** Task prompt **
Exactly as written, retype the listing below, omitting the pictures.

** Provided records **
>>>>

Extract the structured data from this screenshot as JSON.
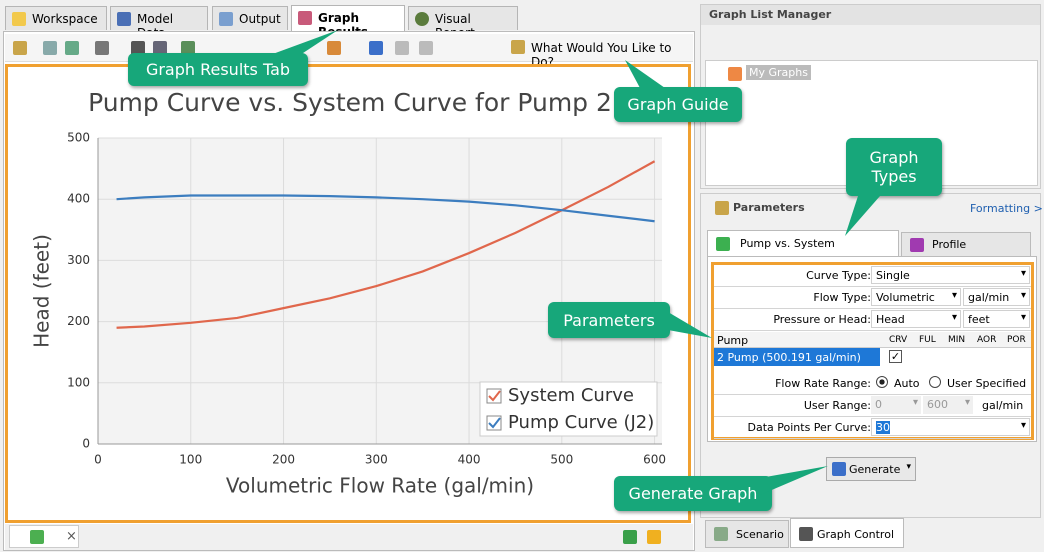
{
  "tabs": [
    "Workspace",
    "Model Data",
    "Output",
    "Graph Results",
    "Visual Report"
  ],
  "toolbar": {
    "help": "What Would You Like to Do?"
  },
  "chart_data": {
    "type": "line",
    "title": "Pump Curve vs. System Curve for Pump 2",
    "xlabel": "Volumetric Flow Rate (gal/min)",
    "ylabel": "Head (feet)",
    "x": [
      20,
      50,
      100,
      150,
      200,
      250,
      300,
      350,
      400,
      450,
      500,
      550,
      600
    ],
    "series": [
      {
        "name": "System Curve",
        "color": "#e0674c",
        "values": [
          190,
          192,
          198,
          206,
          222,
          238,
          258,
          282,
          312,
          345,
          382,
          420,
          462
        ]
      },
      {
        "name": "Pump Curve (J2)",
        "color": "#3c7dbf",
        "values": [
          400,
          403,
          406,
          406,
          406,
          405,
          403,
          400,
          396,
          390,
          382,
          373,
          364
        ]
      }
    ],
    "xlim": [
      0,
      608
    ],
    "ylim": [
      0,
      500
    ],
    "xticks": [
      0,
      100,
      200,
      300,
      400,
      500,
      600
    ],
    "yticks": [
      0,
      100,
      200,
      300,
      400,
      500
    ],
    "grid": true,
    "legend": "lower right"
  },
  "callouts": {
    "graph_results_tab": "Graph Results Tab",
    "graph_guide": "Graph Guide",
    "graph_types": "Graph Types",
    "parameters": "Parameters",
    "generate_graph": "Generate Graph"
  },
  "graph_list_manager": {
    "title": "Graph List Manager",
    "tree": [
      "My Graphs"
    ]
  },
  "parameters": {
    "title": "Parameters",
    "formatting": "Formatting >",
    "tabs": [
      "Pump vs. System",
      "Profile"
    ],
    "curve_type": {
      "label": "Curve Type:",
      "value": "Single"
    },
    "flow_type": {
      "label": "Flow Type:",
      "value": "Volumetric",
      "unit": "gal/min"
    },
    "pressure_or_head": {
      "label": "Pressure or Head:",
      "value": "Head",
      "unit": "feet"
    },
    "pump_table": {
      "columns": [
        "Pump",
        "CRV",
        "FUL",
        "MIN",
        "AOR",
        "POR"
      ],
      "rows": [
        "2  Pump  (500.191 gal/min)"
      ]
    },
    "flow_rate_range": {
      "label": "Flow Rate Range:",
      "options": [
        "Auto",
        "User Specified"
      ]
    },
    "user_range": {
      "label": "User Range:",
      "from": "0",
      "to": "600",
      "unit": "gal/min"
    },
    "data_points": {
      "label": "Data Points Per Curve:",
      "value": "30"
    }
  },
  "generate": "Generate",
  "bottom_tabs": [
    "Scenario",
    "Graph Control"
  ]
}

<<<<

** Response to this exercise **
Extract the structured data from this screenshot as JSON.
{
  "tabs": [
    "Workspace",
    "Model Data",
    "Output",
    "Graph Results",
    "Visual Report"
  ],
  "toolbar": {
    "help": "What Would You Like to Do?"
  },
  "chart_data": {
    "type": "line",
    "title": "Pump Curve vs. System Curve for Pump 2",
    "xlabel": "Volumetric Flow Rate (gal/min)",
    "ylabel": "Head (feet)",
    "x": [
      20,
      50,
      100,
      150,
      200,
      250,
      300,
      350,
      400,
      450,
      500,
      550,
      600
    ],
    "series": [
      {
        "name": "System Curve",
        "color": "#e0674c",
        "values": [
          190,
          192,
          198,
          206,
          222,
          238,
          258,
          282,
          312,
          345,
          382,
          420,
          462
        ]
      },
      {
        "name": "Pump Curve (J2)",
        "color": "#3c7dbf",
        "values": [
          400,
          403,
          406,
          406,
          406,
          405,
          403,
          400,
          396,
          390,
          382,
          373,
          364
        ]
      }
    ],
    "xlim": [
      0,
      608
    ],
    "ylim": [
      0,
      500
    ],
    "xticks": [
      0,
      100,
      200,
      300,
      400,
      500,
      600
    ],
    "yticks": [
      0,
      100,
      200,
      300,
      400,
      500
    ],
    "grid": true,
    "legend": "lower right"
  },
  "callouts": {
    "graph_results_tab": "Graph Results Tab",
    "graph_guide": "Graph Guide",
    "graph_types": "Graph Types",
    "parameters": "Parameters",
    "generate_graph": "Generate Graph"
  },
  "graph_list_manager": {
    "title": "Graph List Manager",
    "tree": [
      "My Graphs"
    ]
  },
  "parameters": {
    "title": "Parameters",
    "formatting": "Formatting >",
    "tabs": [
      "Pump vs. System",
      "Profile"
    ],
    "curve_type": {
      "label": "Curve Type:",
      "value": "Single"
    },
    "flow_type": {
      "label": "Flow Type:",
      "value": "Volumetric",
      "unit": "gal/min"
    },
    "pressure_or_head": {
      "label": "Pressure or Head:",
      "value": "Head",
      "unit": "feet"
    },
    "pump_table": {
      "columns": [
        "Pump",
        "CRV",
        "FUL",
        "MIN",
        "AOR",
        "POR"
      ],
      "rows": [
        "2  Pump  (500.191 gal/min)"
      ]
    },
    "flow_rate_range": {
      "label": "Flow Rate Range:",
      "options": [
        "Auto",
        "User Specified"
      ]
    },
    "user_range": {
      "label": "User Range:",
      "from": "0",
      "to": "600",
      "unit": "gal/min"
    },
    "data_points": {
      "label": "Data Points Per Curve:",
      "value": "30"
    }
  },
  "generate": "Generate",
  "bottom_tabs": [
    "Scenario",
    "Graph Control"
  ]
}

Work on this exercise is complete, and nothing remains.